Only the pictures are left out: repeat the rest of the entries exactly.
— Start of Available data —
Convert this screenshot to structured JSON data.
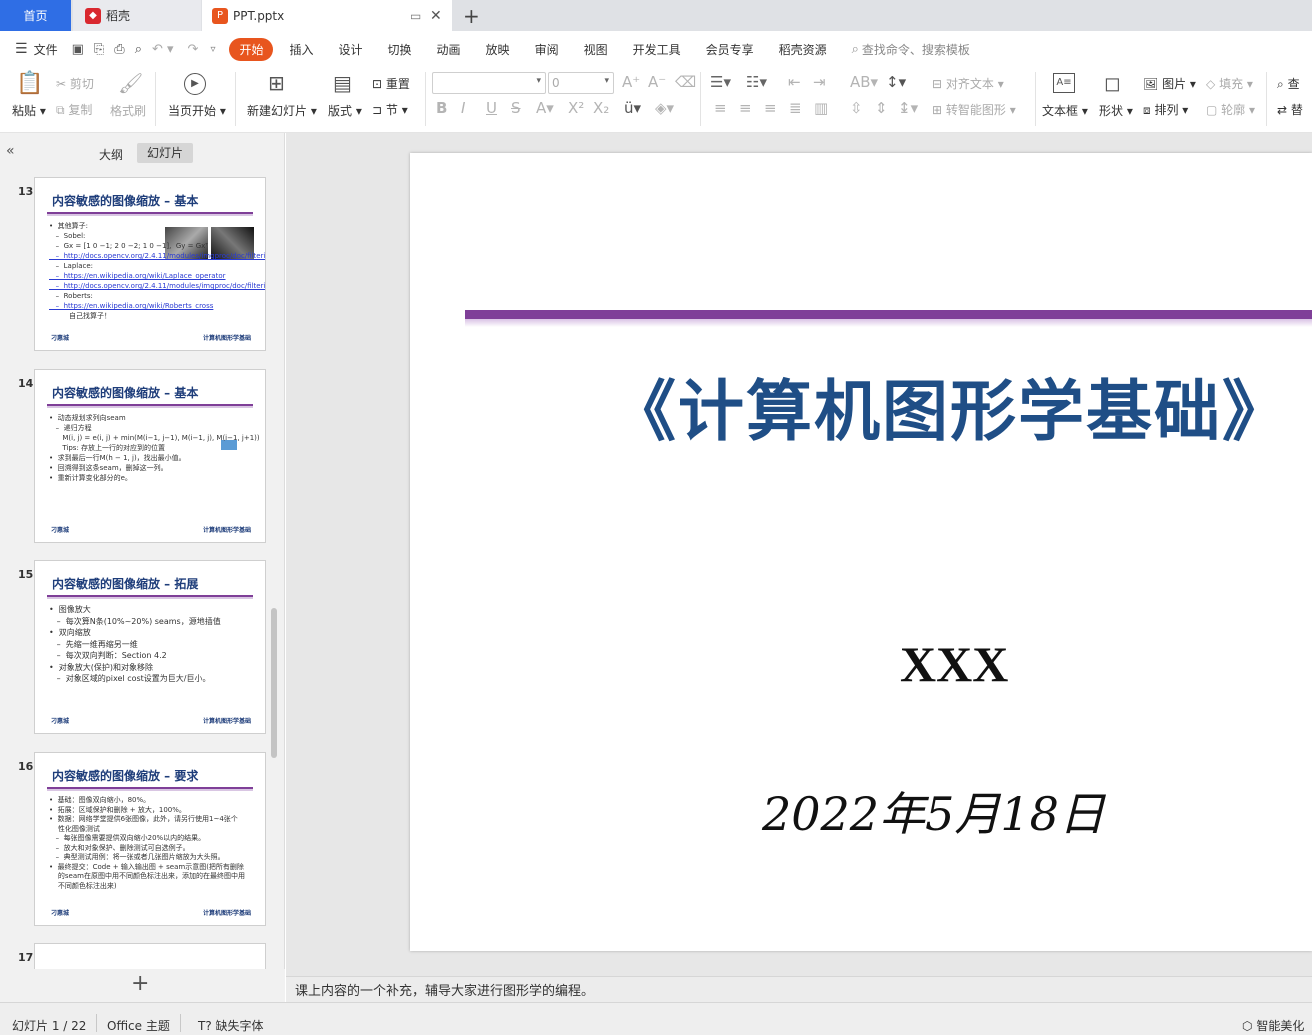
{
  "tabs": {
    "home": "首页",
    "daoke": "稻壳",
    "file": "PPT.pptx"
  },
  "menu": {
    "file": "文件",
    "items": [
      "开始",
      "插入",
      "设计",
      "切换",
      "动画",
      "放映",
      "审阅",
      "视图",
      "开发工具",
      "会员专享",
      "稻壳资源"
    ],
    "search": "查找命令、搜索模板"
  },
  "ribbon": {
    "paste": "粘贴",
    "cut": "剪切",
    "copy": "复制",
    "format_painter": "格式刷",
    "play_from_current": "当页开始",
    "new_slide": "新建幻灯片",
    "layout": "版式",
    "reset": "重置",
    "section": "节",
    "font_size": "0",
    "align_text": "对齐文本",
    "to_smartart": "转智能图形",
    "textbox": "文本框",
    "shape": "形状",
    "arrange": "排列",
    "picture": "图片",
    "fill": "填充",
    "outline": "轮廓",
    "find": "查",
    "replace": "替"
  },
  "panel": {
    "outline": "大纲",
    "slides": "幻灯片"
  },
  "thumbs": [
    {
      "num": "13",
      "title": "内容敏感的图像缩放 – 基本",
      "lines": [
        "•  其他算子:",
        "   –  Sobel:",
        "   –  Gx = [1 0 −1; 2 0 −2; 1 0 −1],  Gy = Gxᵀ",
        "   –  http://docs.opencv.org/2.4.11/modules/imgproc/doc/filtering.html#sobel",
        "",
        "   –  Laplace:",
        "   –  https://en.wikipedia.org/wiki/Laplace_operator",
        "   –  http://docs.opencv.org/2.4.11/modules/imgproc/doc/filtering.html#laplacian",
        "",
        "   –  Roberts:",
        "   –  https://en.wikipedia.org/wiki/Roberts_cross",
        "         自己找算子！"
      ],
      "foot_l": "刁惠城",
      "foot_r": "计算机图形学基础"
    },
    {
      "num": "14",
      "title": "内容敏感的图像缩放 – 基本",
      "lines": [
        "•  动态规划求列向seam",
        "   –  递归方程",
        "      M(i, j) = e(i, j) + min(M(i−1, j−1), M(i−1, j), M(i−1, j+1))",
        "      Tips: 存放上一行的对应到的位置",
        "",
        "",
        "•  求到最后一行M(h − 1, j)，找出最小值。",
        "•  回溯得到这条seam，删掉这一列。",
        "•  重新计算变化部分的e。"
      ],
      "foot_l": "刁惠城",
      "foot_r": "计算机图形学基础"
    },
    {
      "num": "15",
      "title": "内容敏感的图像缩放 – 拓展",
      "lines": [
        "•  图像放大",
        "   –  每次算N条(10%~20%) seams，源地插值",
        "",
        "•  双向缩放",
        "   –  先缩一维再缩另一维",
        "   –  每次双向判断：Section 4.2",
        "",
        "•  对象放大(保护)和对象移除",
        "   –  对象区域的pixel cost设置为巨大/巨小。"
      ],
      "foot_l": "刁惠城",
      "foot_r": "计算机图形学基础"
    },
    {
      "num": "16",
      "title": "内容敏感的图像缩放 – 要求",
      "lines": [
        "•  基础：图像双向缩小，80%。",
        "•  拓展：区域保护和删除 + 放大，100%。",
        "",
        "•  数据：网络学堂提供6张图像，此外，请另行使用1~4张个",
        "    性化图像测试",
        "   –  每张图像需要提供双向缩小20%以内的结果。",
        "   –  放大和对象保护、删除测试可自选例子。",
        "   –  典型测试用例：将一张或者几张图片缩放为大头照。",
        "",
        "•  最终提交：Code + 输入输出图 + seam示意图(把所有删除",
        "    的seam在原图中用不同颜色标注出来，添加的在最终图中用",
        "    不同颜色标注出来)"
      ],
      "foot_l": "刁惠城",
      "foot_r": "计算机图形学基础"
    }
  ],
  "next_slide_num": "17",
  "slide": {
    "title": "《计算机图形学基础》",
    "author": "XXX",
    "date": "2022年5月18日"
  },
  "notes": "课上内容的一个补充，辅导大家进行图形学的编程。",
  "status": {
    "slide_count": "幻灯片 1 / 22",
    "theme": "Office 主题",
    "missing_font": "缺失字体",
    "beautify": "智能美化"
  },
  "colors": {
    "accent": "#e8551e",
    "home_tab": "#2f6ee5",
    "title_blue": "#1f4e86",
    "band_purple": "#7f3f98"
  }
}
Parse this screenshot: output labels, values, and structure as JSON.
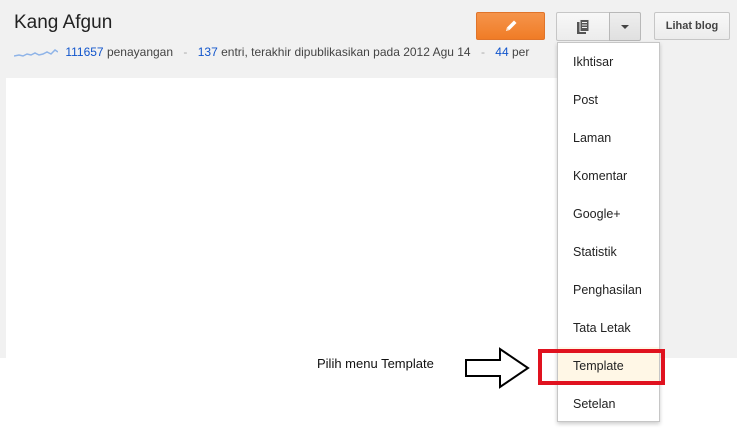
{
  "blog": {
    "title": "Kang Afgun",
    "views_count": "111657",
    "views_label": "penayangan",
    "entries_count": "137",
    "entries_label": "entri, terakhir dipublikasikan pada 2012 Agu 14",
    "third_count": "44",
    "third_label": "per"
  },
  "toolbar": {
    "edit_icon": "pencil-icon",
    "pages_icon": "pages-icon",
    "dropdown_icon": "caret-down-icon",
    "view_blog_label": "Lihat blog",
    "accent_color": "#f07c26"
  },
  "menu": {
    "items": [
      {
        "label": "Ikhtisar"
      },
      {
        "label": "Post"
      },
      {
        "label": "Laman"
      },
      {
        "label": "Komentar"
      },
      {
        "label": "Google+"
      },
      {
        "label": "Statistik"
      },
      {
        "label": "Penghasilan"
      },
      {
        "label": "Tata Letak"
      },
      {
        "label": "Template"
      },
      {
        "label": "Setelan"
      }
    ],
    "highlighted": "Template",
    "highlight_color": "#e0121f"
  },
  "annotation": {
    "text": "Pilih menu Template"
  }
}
— End of Available data —
• **Response**
Convert this screenshot to structured JSON data.
{
  "tabs": {
    "home": "首页",
    "daoke": "稻壳",
    "file": "PPT.pptx"
  },
  "menu": {
    "file": "文件",
    "items": [
      "开始",
      "插入",
      "设计",
      "切换",
      "动画",
      "放映",
      "审阅",
      "视图",
      "开发工具",
      "会员专享",
      "稻壳资源"
    ],
    "search": "查找命令、搜索模板"
  },
  "ribbon": {
    "paste": "粘贴",
    "cut": "剪切",
    "copy": "复制",
    "format_painter": "格式刷",
    "play_from_current": "当页开始",
    "new_slide": "新建幻灯片",
    "layout": "版式",
    "reset": "重置",
    "section": "节",
    "font_size": "0",
    "align_text": "对齐文本",
    "to_smartart": "转智能图形",
    "textbox": "文本框",
    "shape": "形状",
    "arrange": "排列",
    "picture": "图片",
    "fill": "填充",
    "outline": "轮廓",
    "find": "查",
    "replace": "替"
  },
  "panel": {
    "outline": "大纲",
    "slides": "幻灯片"
  },
  "thumbs": [
    {
      "num": "13",
      "title": "内容敏感的图像缩放 – 基本",
      "lines": [
        "•  其他算子:",
        "   –  Sobel:",
        "   –  Gx = [1 0 −1; 2 0 −2; 1 0 −1],  Gy = Gxᵀ",
        "   –  http://docs.opencv.org/2.4.11/modules/imgproc/doc/filtering.html#sobel",
        "",
        "   –  Laplace:",
        "   –  https://en.wikipedia.org/wiki/Laplace_operator",
        "   –  http://docs.opencv.org/2.4.11/modules/imgproc/doc/filtering.html#laplacian",
        "",
        "   –  Roberts:",
        "   –  https://en.wikipedia.org/wiki/Roberts_cross",
        "         自己找算子！"
      ],
      "foot_l": "刁惠城",
      "foot_r": "计算机图形学基础"
    },
    {
      "num": "14",
      "title": "内容敏感的图像缩放 – 基本",
      "lines": [
        "•  动态规划求列向seam",
        "   –  递归方程",
        "      M(i, j) = e(i, j) + min(M(i−1, j−1), M(i−1, j), M(i−1, j+1))",
        "      Tips: 存放上一行的对应到的位置",
        "",
        "",
        "•  求到最后一行M(h − 1, j)，找出最小值。",
        "•  回溯得到这条seam，删掉这一列。",
        "•  重新计算变化部分的e。"
      ],
      "foot_l": "刁惠城",
      "foot_r": "计算机图形学基础"
    },
    {
      "num": "15",
      "title": "内容敏感的图像缩放 – 拓展",
      "lines": [
        "•  图像放大",
        "   –  每次算N条(10%~20%) seams，源地插值",
        "",
        "•  双向缩放",
        "   –  先缩一维再缩另一维",
        "   –  每次双向判断：Section 4.2",
        "",
        "•  对象放大(保护)和对象移除",
        "   –  对象区域的pixel cost设置为巨大/巨小。"
      ],
      "foot_l": "刁惠城",
      "foot_r": "计算机图形学基础"
    },
    {
      "num": "16",
      "title": "内容敏感的图像缩放 – 要求",
      "lines": [
        "•  基础：图像双向缩小，80%。",
        "•  拓展：区域保护和删除 + 放大，100%。",
        "",
        "•  数据：网络学堂提供6张图像，此外，请另行使用1~4张个",
        "    性化图像测试",
        "   –  每张图像需要提供双向缩小20%以内的结果。",
        "   –  放大和对象保护、删除测试可自选例子。",
        "   –  典型测试用例：将一张或者几张图片缩放为大头照。",
        "",
        "•  最终提交：Code + 输入输出图 + seam示意图(把所有删除",
        "    的seam在原图中用不同颜色标注出来，添加的在最终图中用",
        "    不同颜色标注出来)"
      ],
      "foot_l": "刁惠城",
      "foot_r": "计算机图形学基础"
    }
  ],
  "next_slide_num": "17",
  "slide": {
    "title": "《计算机图形学基础》",
    "author": "XXX",
    "date": "2022年5月18日"
  },
  "notes": "课上内容的一个补充，辅导大家进行图形学的编程。",
  "status": {
    "slide_count": "幻灯片 1 / 22",
    "theme": "Office 主题",
    "missing_font": "缺失字体",
    "beautify": "智能美化"
  },
  "colors": {
    "accent": "#e8551e",
    "home_tab": "#2f6ee5",
    "title_blue": "#1f4e86",
    "band_purple": "#7f3f98"
  }
}
Parse this screenshot: output labels, values, and structure as JSON.
{
  "blog": {
    "title": "Kang Afgun",
    "views_count": "111657",
    "views_label": "penayangan",
    "entries_count": "137",
    "entries_label": "entri, terakhir dipublikasikan pada 2012 Agu 14",
    "third_count": "44",
    "third_label": "per"
  },
  "toolbar": {
    "edit_icon": "pencil-icon",
    "pages_icon": "pages-icon",
    "dropdown_icon": "caret-down-icon",
    "view_blog_label": "Lihat blog",
    "accent_color": "#f07c26"
  },
  "menu": {
    "items": [
      {
        "label": "Ikhtisar"
      },
      {
        "label": "Post"
      },
      {
        "label": "Laman"
      },
      {
        "label": "Komentar"
      },
      {
        "label": "Google+"
      },
      {
        "label": "Statistik"
      },
      {
        "label": "Penghasilan"
      },
      {
        "label": "Tata Letak"
      },
      {
        "label": "Template"
      },
      {
        "label": "Setelan"
      }
    ],
    "highlighted": "Template",
    "highlight_color": "#e0121f"
  },
  "annotation": {
    "text": "Pilih menu Template"
  }
}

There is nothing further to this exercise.